■ **WRITTEN TASK**: Quote all lines below exactly. Images stay out.
--- start DATA EXCERPTS ---
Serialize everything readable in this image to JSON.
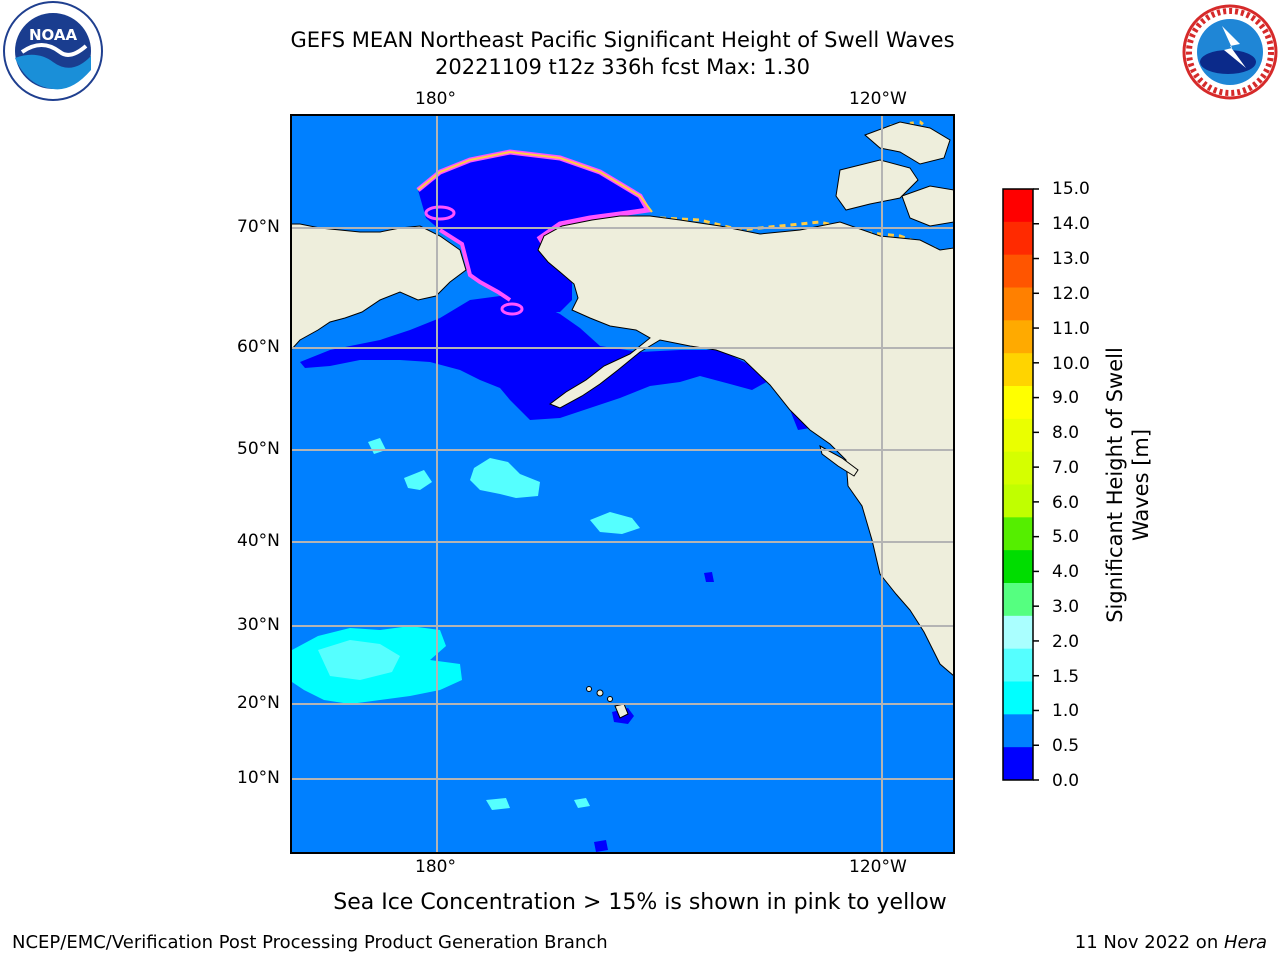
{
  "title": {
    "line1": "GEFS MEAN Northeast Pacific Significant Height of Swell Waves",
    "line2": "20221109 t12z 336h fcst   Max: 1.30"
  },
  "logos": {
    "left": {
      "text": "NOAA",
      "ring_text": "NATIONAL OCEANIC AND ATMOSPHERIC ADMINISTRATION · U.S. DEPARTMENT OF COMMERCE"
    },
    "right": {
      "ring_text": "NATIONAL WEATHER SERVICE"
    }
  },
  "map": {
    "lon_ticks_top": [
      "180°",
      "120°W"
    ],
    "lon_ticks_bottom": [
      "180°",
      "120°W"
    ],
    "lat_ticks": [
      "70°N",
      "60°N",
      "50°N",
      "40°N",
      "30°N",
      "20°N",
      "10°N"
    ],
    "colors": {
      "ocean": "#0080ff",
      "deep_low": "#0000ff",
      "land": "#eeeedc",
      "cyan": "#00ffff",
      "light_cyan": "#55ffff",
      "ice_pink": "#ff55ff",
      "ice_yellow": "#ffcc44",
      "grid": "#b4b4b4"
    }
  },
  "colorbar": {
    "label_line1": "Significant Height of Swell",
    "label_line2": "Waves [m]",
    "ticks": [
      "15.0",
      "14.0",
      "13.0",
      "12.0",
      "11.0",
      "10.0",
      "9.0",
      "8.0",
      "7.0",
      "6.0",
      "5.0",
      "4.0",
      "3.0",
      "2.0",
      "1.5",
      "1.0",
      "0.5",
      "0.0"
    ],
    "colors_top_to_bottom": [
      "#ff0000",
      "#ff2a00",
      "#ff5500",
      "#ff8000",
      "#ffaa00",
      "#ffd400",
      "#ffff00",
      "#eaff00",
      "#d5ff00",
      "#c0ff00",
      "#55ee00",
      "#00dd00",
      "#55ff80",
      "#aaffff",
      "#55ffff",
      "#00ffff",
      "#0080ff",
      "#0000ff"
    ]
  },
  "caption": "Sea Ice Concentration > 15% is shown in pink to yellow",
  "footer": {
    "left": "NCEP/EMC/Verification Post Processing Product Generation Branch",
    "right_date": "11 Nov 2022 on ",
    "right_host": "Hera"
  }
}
--- end DATA EXCERPTS ---
■ **COMPLETE ANSWER**:
Serialize everything readable in this image to JSON.
{
  "title": {
    "line1": "GEFS MEAN Northeast Pacific Significant Height of Swell Waves",
    "line2": "20221109 t12z 336h fcst   Max: 1.30"
  },
  "logos": {
    "left": {
      "text": "NOAA",
      "ring_text": "NATIONAL OCEANIC AND ATMOSPHERIC ADMINISTRATION · U.S. DEPARTMENT OF COMMERCE"
    },
    "right": {
      "ring_text": "NATIONAL WEATHER SERVICE"
    }
  },
  "map": {
    "lon_ticks_top": [
      "180°",
      "120°W"
    ],
    "lon_ticks_bottom": [
      "180°",
      "120°W"
    ],
    "lat_ticks": [
      "70°N",
      "60°N",
      "50°N",
      "40°N",
      "30°N",
      "20°N",
      "10°N"
    ],
    "colors": {
      "ocean": "#0080ff",
      "deep_low": "#0000ff",
      "land": "#eeeedc",
      "cyan": "#00ffff",
      "light_cyan": "#55ffff",
      "ice_pink": "#ff55ff",
      "ice_yellow": "#ffcc44",
      "grid": "#b4b4b4"
    }
  },
  "colorbar": {
    "label_line1": "Significant Height of Swell",
    "label_line2": "Waves [m]",
    "ticks": [
      "15.0",
      "14.0",
      "13.0",
      "12.0",
      "11.0",
      "10.0",
      "9.0",
      "8.0",
      "7.0",
      "6.0",
      "5.0",
      "4.0",
      "3.0",
      "2.0",
      "1.5",
      "1.0",
      "0.5",
      "0.0"
    ],
    "colors_top_to_bottom": [
      "#ff0000",
      "#ff2a00",
      "#ff5500",
      "#ff8000",
      "#ffaa00",
      "#ffd400",
      "#ffff00",
      "#eaff00",
      "#d5ff00",
      "#c0ff00",
      "#55ee00",
      "#00dd00",
      "#55ff80",
      "#aaffff",
      "#55ffff",
      "#00ffff",
      "#0080ff",
      "#0000ff"
    ]
  },
  "caption": "Sea Ice Concentration > 15% is shown in pink to yellow",
  "footer": {
    "left": "NCEP/EMC/Verification Post Processing Product Generation Branch",
    "right_date": "11 Nov 2022 on ",
    "right_host": "Hera"
  }
}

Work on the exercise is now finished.